Task inputs:
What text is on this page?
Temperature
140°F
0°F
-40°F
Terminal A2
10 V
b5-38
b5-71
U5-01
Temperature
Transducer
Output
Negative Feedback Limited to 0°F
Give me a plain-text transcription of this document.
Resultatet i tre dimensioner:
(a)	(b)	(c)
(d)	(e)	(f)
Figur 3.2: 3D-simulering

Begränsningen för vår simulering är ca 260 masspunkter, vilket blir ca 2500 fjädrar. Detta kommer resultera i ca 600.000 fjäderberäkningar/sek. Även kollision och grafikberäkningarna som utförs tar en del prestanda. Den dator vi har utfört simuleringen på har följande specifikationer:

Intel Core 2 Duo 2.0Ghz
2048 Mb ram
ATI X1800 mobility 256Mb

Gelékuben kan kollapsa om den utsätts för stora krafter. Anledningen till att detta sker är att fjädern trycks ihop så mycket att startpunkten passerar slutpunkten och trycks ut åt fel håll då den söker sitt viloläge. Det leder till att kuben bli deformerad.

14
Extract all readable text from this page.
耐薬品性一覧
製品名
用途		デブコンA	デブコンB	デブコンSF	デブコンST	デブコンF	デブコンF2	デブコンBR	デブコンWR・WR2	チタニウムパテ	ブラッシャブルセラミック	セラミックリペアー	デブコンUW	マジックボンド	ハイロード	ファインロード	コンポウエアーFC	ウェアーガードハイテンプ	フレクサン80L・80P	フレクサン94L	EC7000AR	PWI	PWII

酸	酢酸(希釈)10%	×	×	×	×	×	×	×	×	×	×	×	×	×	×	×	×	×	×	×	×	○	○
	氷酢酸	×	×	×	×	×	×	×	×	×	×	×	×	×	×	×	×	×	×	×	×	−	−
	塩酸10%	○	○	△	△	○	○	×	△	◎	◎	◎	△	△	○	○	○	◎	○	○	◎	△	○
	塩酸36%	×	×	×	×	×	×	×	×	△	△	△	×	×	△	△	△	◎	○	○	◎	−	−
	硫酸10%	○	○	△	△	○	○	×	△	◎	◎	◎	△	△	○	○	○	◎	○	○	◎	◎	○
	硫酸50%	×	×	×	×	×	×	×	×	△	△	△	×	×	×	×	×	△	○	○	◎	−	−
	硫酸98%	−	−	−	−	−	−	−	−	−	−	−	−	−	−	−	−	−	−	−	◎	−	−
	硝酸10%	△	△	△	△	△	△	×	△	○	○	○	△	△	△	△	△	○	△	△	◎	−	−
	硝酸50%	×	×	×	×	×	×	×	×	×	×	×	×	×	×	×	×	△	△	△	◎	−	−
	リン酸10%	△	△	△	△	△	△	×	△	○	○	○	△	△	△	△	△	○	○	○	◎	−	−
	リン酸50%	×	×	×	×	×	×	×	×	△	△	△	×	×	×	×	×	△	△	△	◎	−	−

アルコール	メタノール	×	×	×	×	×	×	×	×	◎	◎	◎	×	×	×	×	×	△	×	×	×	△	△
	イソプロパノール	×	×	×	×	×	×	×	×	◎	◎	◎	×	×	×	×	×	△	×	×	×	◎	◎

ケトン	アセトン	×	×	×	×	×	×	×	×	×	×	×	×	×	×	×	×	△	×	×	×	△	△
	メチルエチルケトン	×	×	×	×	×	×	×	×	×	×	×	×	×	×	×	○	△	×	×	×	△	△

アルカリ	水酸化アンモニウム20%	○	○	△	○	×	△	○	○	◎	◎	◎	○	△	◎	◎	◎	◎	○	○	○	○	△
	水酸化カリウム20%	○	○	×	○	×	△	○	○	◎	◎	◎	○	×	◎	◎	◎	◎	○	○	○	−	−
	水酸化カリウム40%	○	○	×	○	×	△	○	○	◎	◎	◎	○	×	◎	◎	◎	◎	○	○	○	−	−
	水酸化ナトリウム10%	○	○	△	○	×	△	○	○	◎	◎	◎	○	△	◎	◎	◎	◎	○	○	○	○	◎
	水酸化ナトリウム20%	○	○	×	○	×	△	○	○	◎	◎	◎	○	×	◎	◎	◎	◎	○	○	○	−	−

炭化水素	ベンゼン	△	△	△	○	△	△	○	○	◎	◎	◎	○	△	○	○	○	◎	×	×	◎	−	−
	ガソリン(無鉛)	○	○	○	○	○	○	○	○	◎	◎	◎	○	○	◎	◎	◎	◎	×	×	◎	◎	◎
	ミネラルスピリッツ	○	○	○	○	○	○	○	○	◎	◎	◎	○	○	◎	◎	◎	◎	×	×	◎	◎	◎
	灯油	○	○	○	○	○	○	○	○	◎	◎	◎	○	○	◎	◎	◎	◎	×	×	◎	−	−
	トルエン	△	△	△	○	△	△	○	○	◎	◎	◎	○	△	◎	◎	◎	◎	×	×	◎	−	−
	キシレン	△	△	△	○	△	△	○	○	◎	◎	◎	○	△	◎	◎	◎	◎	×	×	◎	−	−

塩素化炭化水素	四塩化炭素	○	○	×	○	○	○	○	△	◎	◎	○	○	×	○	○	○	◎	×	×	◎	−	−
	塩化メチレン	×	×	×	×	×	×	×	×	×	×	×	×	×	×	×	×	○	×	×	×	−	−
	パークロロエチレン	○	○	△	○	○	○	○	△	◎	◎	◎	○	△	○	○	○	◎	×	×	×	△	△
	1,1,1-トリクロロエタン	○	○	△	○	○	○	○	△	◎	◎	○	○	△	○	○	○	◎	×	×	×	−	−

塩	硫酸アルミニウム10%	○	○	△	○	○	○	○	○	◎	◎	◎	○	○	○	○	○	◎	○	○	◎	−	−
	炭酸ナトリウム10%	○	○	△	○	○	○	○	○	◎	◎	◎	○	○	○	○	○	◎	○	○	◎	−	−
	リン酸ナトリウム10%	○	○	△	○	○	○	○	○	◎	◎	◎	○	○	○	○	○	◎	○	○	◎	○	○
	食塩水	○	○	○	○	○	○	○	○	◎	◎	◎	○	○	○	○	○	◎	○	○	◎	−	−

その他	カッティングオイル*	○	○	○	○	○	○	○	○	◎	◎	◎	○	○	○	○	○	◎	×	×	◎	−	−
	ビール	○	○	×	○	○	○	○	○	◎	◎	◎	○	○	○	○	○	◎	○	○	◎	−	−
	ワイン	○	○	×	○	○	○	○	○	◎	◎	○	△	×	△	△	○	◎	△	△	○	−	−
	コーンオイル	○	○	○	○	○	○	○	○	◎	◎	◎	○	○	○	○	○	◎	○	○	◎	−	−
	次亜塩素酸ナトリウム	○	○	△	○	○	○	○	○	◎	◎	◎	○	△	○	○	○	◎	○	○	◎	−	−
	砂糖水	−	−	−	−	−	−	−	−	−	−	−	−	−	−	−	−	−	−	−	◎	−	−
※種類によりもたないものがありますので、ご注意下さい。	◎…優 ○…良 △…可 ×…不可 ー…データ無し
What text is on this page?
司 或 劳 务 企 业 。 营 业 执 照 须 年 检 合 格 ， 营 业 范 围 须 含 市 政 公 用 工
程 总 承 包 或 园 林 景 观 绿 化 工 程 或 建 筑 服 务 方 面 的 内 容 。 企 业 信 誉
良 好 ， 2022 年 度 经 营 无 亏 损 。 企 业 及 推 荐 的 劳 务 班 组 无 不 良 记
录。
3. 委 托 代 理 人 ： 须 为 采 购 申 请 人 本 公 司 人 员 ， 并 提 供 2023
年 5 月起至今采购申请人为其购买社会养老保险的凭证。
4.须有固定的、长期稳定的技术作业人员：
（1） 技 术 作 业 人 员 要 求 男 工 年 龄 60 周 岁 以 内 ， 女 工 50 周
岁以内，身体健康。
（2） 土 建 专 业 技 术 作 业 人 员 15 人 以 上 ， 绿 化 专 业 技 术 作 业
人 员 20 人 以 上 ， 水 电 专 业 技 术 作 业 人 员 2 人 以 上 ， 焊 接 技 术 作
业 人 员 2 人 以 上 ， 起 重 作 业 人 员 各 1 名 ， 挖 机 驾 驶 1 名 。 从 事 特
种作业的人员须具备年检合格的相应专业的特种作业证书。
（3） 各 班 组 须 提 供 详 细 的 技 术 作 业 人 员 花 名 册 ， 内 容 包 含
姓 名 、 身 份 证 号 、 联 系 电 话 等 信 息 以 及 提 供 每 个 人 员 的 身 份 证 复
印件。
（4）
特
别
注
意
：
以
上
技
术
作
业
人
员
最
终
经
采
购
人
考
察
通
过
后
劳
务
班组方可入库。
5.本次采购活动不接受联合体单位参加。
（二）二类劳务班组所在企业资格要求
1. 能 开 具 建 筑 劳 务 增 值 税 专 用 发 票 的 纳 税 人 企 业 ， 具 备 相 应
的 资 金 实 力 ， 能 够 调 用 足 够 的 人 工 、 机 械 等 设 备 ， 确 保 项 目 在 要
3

What you should do:
Search the preceding listing for the word "simulering" and pull out every line that holds it.

Answer to this exercise:
Figur 3.2: 3D-simulering
Begränsningen för vår simulering är ca 260 masspunkter, vilket blir ca 2500 fjädrar. Detta kommer resultera i ca 600.000 fjäderberäkningar/sek. Även kollision och grafikberäkningarna som utförs tar en del prestanda. Den dator vi har utfört simuleringen på har följande specifikationer:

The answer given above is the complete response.